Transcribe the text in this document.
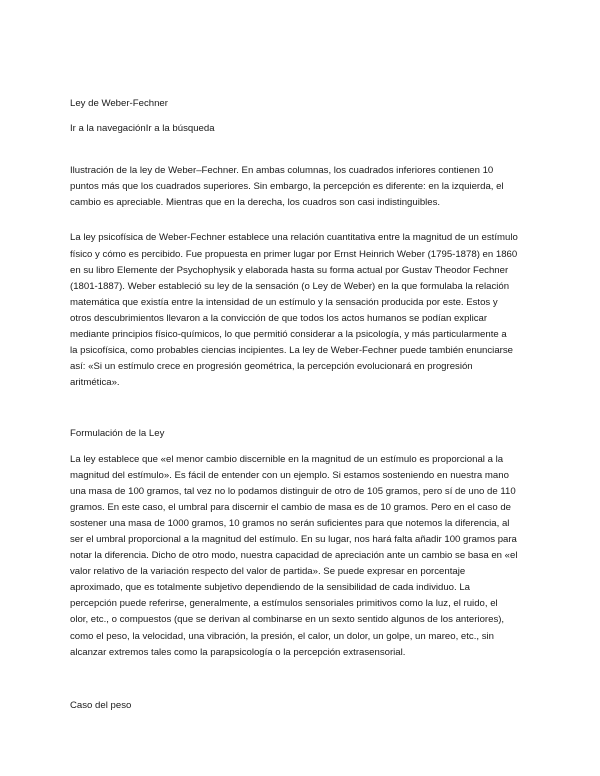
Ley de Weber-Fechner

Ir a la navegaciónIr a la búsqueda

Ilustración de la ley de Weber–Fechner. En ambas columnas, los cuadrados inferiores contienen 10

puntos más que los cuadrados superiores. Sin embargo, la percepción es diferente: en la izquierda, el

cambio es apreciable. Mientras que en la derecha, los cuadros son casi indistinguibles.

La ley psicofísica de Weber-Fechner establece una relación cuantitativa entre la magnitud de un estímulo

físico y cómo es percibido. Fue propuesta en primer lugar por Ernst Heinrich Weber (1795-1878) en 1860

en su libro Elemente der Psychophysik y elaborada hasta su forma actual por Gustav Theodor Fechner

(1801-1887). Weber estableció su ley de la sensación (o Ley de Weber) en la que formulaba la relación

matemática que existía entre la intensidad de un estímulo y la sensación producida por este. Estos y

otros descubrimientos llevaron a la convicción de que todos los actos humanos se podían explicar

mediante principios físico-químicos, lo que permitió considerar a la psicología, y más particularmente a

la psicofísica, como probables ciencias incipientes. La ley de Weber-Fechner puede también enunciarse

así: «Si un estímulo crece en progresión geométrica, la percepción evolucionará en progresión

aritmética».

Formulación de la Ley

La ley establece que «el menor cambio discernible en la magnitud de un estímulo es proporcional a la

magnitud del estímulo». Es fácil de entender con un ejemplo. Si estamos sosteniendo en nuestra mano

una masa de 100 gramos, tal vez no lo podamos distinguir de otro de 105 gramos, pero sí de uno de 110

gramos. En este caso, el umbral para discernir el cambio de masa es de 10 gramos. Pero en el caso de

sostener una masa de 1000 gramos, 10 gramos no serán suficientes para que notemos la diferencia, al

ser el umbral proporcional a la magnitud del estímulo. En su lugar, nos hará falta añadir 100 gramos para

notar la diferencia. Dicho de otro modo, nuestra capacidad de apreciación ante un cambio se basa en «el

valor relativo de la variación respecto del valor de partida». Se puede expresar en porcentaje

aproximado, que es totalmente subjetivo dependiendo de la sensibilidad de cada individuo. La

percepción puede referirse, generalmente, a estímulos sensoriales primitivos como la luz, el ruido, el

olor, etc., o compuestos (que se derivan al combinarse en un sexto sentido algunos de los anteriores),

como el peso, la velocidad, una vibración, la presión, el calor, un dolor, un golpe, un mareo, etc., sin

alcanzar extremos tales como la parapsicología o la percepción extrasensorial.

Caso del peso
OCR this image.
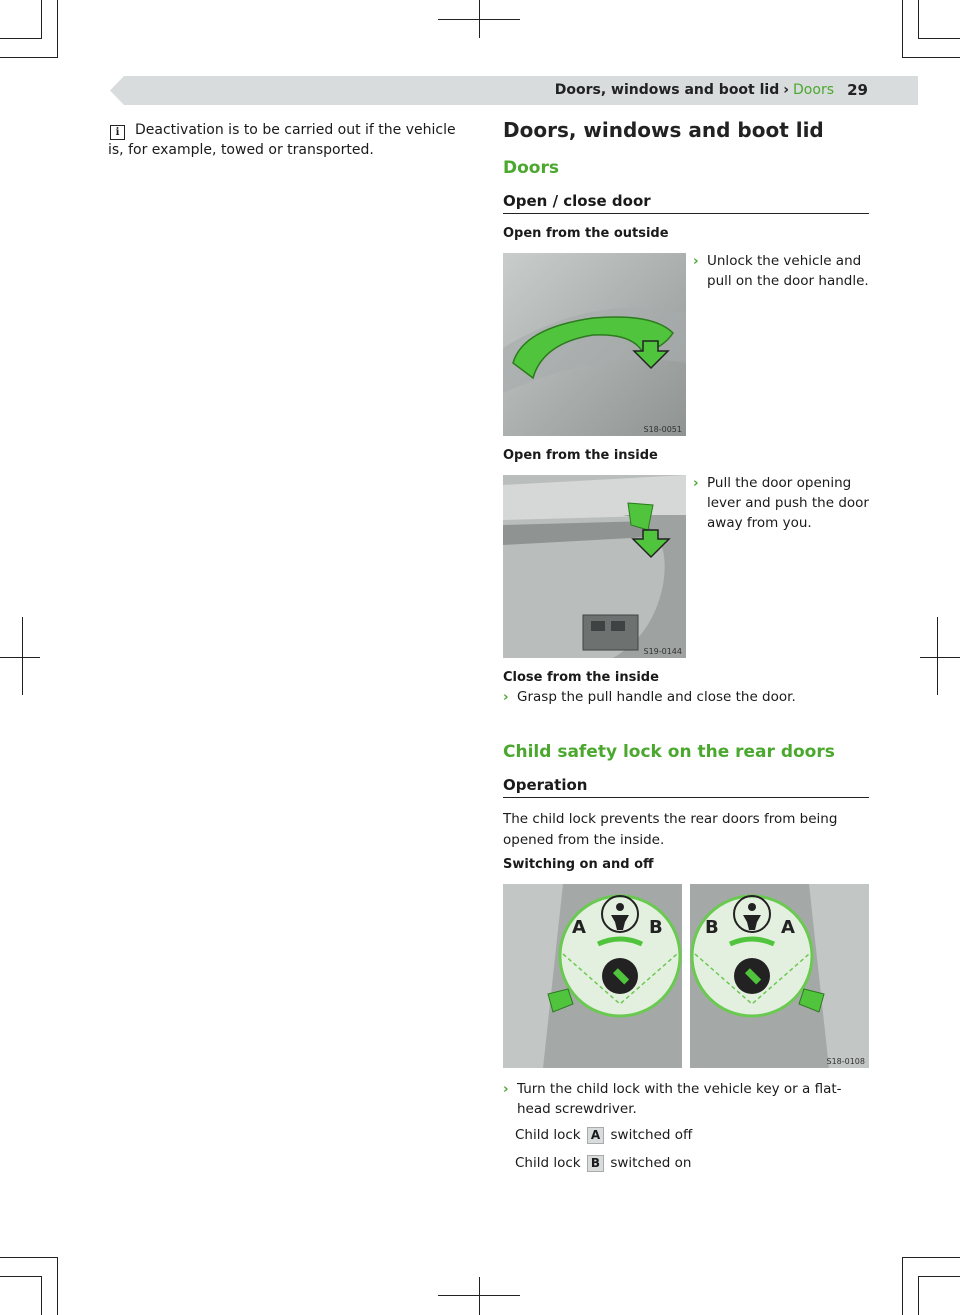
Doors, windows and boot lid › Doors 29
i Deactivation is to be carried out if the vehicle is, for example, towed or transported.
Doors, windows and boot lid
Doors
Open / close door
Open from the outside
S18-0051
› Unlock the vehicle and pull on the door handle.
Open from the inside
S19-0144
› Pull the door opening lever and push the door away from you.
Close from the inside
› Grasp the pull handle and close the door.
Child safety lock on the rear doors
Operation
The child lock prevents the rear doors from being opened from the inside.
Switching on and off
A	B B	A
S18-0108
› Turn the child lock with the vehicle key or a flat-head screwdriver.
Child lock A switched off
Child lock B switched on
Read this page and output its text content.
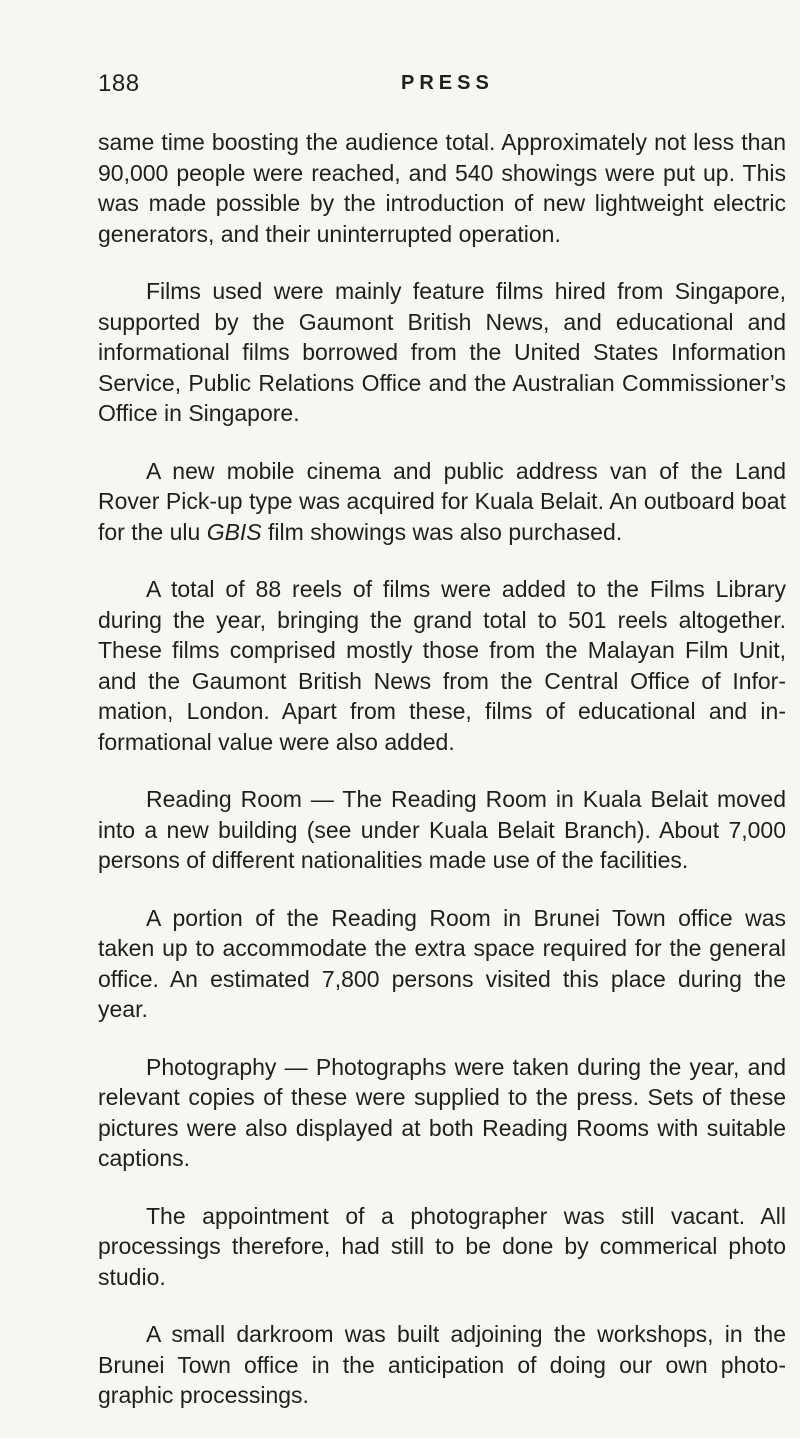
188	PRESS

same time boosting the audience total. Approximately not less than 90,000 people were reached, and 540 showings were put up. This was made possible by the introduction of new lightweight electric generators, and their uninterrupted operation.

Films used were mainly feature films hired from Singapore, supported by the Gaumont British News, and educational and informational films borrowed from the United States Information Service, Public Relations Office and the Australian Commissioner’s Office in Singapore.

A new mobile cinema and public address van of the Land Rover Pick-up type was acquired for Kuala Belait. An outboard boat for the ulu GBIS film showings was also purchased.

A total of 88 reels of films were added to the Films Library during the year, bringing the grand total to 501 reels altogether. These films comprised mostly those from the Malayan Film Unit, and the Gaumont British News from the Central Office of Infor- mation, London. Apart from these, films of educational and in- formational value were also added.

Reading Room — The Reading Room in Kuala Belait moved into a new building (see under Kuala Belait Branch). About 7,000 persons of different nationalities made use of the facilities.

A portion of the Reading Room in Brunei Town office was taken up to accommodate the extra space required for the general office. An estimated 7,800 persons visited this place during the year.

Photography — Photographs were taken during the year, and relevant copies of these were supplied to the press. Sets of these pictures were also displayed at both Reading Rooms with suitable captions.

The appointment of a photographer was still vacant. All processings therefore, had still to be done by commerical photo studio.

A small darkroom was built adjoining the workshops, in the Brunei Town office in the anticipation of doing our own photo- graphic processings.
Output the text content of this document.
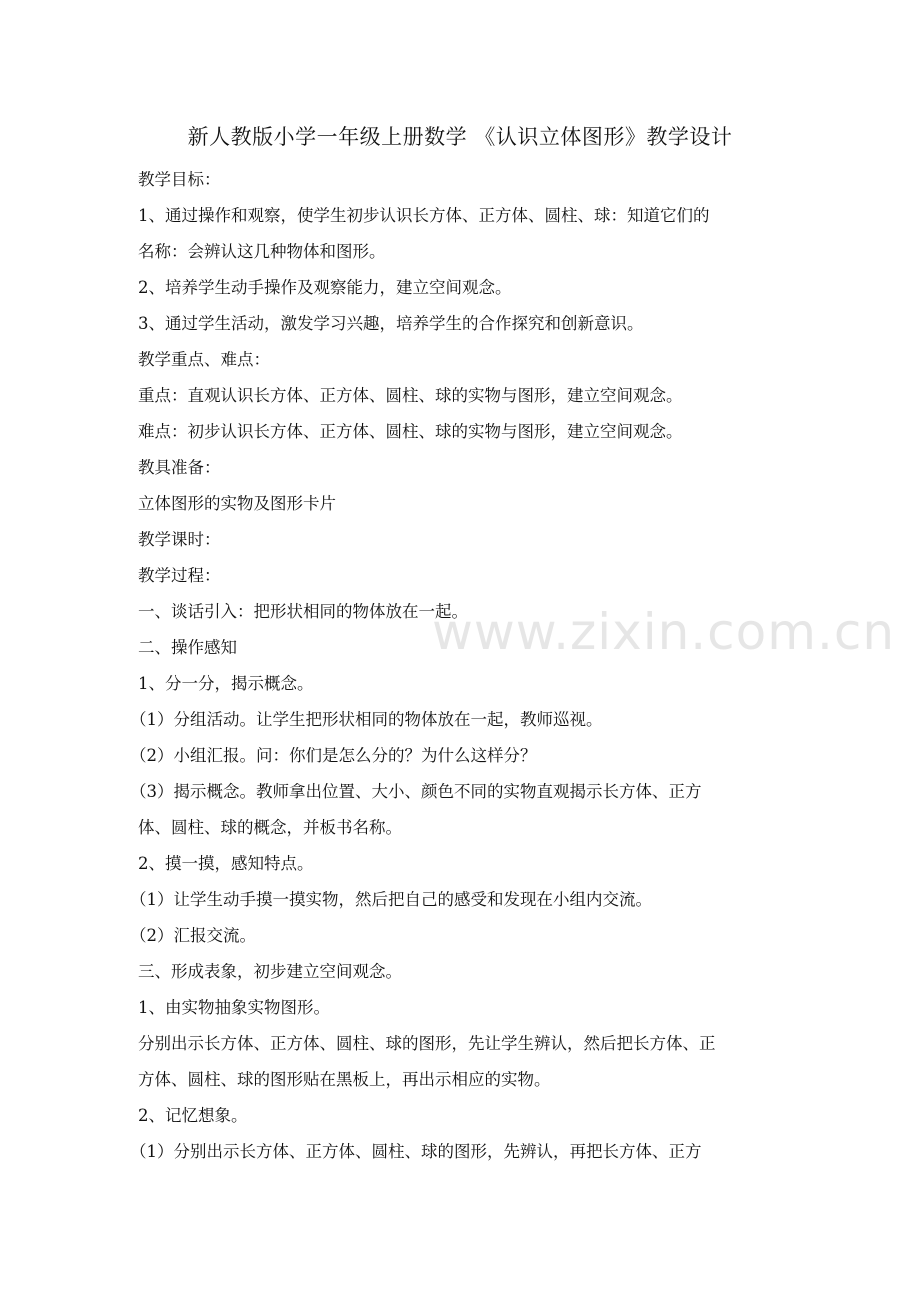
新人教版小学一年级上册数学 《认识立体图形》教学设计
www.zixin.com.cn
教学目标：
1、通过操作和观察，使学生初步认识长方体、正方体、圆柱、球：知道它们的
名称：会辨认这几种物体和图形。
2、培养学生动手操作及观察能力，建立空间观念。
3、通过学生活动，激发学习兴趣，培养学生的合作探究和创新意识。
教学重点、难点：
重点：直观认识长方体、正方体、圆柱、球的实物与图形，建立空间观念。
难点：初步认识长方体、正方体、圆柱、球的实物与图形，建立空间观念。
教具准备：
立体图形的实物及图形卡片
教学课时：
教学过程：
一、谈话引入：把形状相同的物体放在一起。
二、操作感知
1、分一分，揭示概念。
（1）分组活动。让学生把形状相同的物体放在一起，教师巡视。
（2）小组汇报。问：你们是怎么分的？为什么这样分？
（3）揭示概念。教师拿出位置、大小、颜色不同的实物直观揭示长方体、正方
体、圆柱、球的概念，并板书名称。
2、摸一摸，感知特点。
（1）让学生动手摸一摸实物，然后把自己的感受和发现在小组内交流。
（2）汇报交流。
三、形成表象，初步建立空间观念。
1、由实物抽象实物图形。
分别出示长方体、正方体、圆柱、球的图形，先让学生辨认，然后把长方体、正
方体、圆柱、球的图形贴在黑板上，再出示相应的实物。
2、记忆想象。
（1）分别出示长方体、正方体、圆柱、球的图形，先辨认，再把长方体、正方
---+---
# WHAT TO PRODUCE
From the data, list each line in which the string "made" appears.

# ANSWER BELOW
same time boosting the audience total. Approximately not less than 90,000 people were reached, and 540 showings were put up. This was made possible by the introduction of new lightweight electric generators, and their uninterrupted operation.
Reading Room — The Reading Room in Kuala Belait moved into a new building (see under Kuala Belait Branch). About 7,000 persons of different nationalities made use of the facilities.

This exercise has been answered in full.